**TASK TO COMPLETE**. Print every entry exactly as written.
----- MATERIAL SHOWN -----
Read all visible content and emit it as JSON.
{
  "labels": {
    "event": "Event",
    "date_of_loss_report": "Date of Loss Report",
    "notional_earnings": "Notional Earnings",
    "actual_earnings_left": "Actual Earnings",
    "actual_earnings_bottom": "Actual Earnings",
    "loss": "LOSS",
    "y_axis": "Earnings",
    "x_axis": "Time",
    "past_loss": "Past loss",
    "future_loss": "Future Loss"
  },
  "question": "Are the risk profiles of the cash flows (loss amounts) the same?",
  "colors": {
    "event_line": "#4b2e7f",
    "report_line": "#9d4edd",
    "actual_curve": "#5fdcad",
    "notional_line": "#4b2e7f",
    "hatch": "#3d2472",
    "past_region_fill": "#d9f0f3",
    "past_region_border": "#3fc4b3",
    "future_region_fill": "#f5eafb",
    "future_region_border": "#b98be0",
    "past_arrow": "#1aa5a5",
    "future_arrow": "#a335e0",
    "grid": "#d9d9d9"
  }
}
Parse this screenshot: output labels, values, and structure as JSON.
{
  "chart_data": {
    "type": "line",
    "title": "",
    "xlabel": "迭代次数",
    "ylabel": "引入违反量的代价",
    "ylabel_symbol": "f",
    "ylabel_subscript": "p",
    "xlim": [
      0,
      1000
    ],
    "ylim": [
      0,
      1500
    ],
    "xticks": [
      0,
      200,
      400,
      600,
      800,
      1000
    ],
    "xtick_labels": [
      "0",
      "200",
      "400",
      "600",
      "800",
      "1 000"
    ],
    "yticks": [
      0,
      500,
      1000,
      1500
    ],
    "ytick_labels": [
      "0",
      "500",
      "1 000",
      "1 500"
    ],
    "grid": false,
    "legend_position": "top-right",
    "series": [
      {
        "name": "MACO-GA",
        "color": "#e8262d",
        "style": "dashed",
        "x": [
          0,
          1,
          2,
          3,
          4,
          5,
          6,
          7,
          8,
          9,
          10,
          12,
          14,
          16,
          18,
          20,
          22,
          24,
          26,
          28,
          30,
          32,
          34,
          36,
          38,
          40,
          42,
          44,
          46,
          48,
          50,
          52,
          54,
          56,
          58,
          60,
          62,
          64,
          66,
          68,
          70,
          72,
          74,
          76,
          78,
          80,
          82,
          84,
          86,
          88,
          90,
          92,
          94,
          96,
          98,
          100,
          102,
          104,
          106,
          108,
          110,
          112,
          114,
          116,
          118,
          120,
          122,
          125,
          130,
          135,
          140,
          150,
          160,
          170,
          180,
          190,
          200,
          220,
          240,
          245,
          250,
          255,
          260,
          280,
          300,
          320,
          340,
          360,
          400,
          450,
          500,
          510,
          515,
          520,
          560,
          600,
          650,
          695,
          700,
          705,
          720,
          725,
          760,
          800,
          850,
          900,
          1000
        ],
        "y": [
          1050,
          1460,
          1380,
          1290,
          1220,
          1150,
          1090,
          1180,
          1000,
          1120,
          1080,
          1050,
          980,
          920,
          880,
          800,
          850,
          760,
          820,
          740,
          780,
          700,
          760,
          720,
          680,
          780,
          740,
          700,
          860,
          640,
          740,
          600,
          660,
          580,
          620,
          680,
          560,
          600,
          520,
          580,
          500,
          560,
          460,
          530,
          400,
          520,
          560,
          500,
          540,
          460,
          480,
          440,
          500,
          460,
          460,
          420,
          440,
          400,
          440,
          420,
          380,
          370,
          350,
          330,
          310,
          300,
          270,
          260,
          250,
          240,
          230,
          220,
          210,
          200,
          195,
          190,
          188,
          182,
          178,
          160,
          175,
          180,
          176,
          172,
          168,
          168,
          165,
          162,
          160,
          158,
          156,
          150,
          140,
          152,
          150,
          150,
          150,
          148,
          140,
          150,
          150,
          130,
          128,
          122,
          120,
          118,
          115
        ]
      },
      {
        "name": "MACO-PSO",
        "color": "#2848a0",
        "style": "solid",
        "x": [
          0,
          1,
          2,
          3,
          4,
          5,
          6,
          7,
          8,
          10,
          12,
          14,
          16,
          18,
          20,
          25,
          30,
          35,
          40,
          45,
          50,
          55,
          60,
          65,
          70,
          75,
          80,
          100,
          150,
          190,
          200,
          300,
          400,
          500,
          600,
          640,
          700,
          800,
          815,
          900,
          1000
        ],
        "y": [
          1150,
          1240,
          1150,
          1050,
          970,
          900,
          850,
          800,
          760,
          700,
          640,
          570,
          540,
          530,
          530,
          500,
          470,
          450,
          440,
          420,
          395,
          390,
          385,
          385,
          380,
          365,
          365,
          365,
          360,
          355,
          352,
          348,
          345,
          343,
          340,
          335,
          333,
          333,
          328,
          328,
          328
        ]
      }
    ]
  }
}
-----
**COMPLETE OUTPUT**.
Read all visible content and emit it as JSON.
{
  "labels": {
    "event": "Event",
    "date_of_loss_report": "Date of Loss Report",
    "notional_earnings": "Notional Earnings",
    "actual_earnings_left": "Actual Earnings",
    "actual_earnings_bottom": "Actual Earnings",
    "loss": "LOSS",
    "y_axis": "Earnings",
    "x_axis": "Time",
    "past_loss": "Past loss",
    "future_loss": "Future Loss"
  },
  "question": "Are the risk profiles of the cash flows (loss amounts) the same?",
  "colors": {
    "event_line": "#4b2e7f",
    "report_line": "#9d4edd",
    "actual_curve": "#5fdcad",
    "notional_line": "#4b2e7f",
    "hatch": "#3d2472",
    "past_region_fill": "#d9f0f3",
    "past_region_border": "#3fc4b3",
    "future_region_fill": "#f5eafb",
    "future_region_border": "#b98be0",
    "past_arrow": "#1aa5a5",
    "future_arrow": "#a335e0",
    "grid": "#d9d9d9"
  }
}
Parse this screenshot: output labels, values, and structure as JSON.
{
  "chart_data": {
    "type": "line",
    "title": "",
    "xlabel": "迭代次数",
    "ylabel": "引入违反量的代价",
    "ylabel_symbol": "f",
    "ylabel_subscript": "p",
    "xlim": [
      0,
      1000
    ],
    "ylim": [
      0,
      1500
    ],
    "xticks": [
      0,
      200,
      400,
      600,
      800,
      1000
    ],
    "xtick_labels": [
      "0",
      "200",
      "400",
      "600",
      "800",
      "1 000"
    ],
    "yticks": [
      0,
      500,
      1000,
      1500
    ],
    "ytick_labels": [
      "0",
      "500",
      "1 000",
      "1 500"
    ],
    "grid": false,
    "legend_position": "top-right",
    "series": [
      {
        "name": "MACO-GA",
        "color": "#e8262d",
        "style": "dashed",
        "x": [
          0,
          1,
          2,
          3,
          4,
          5,
          6,
          7,
          8,
          9,
          10,
          12,
          14,
          16,
          18,
          20,
          22,
          24,
          26,
          28,
          30,
          32,
          34,
          36,
          38,
          40,
          42,
          44,
          46,
          48,
          50,
          52,
          54,
          56,
          58,
          60,
          62,
          64,
          66,
          68,
          70,
          72,
          74,
          76,
          78,
          80,
          82,
          84,
          86,
          88,
          90,
          92,
          94,
          96,
          98,
          100,
          102,
          104,
          106,
          108,
          110,
          112,
          114,
          116,
          118,
          120,
          122,
          125,
          130,
          135,
          140,
          150,
          160,
          170,
          180,
          190,
          200,
          220,
          240,
          245,
          250,
          255,
          260,
          280,
          300,
          320,
          340,
          360,
          400,
          450,
          500,
          510,
          515,
          520,
          560,
          600,
          650,
          695,
          700,
          705,
          720,
          725,
          760,
          800,
          850,
          900,
          1000
        ],
        "y": [
          1050,
          1460,
          1380,
          1290,
          1220,
          1150,
          1090,
          1180,
          1000,
          1120,
          1080,
          1050,
          980,
          920,
          880,
          800,
          850,
          760,
          820,
          740,
          780,
          700,
          760,
          720,
          680,
          780,
          740,
          700,
          860,
          640,
          740,
          600,
          660,
          580,
          620,
          680,
          560,
          600,
          520,
          580,
          500,
          560,
          460,
          530,
          400,
          520,
          560,
          500,
          540,
          460,
          480,
          440,
          500,
          460,
          460,
          420,
          440,
          400,
          440,
          420,
          380,
          370,
          350,
          330,
          310,
          300,
          270,
          260,
          250,
          240,
          230,
          220,
          210,
          200,
          195,
          190,
          188,
          182,
          178,
          160,
          175,
          180,
          176,
          172,
          168,
          168,
          165,
          162,
          160,
          158,
          156,
          150,
          140,
          152,
          150,
          150,
          150,
          148,
          140,
          150,
          150,
          130,
          128,
          122,
          120,
          118,
          115
        ]
      },
      {
        "name": "MACO-PSO",
        "color": "#2848a0",
        "style": "solid",
        "x": [
          0,
          1,
          2,
          3,
          4,
          5,
          6,
          7,
          8,
          10,
          12,
          14,
          16,
          18,
          20,
          25,
          30,
          35,
          40,
          45,
          50,
          55,
          60,
          65,
          70,
          75,
          80,
          100,
          150,
          190,
          200,
          300,
          400,
          500,
          600,
          640,
          700,
          800,
          815,
          900,
          1000
        ],
        "y": [
          1150,
          1240,
          1150,
          1050,
          970,
          900,
          850,
          800,
          760,
          700,
          640,
          570,
          540,
          530,
          530,
          500,
          470,
          450,
          440,
          420,
          395,
          390,
          385,
          385,
          380,
          365,
          365,
          365,
          360,
          355,
          352,
          348,
          345,
          343,
          340,
          335,
          333,
          333,
          328,
          328,
          328
        ]
      }
    ]
  }
}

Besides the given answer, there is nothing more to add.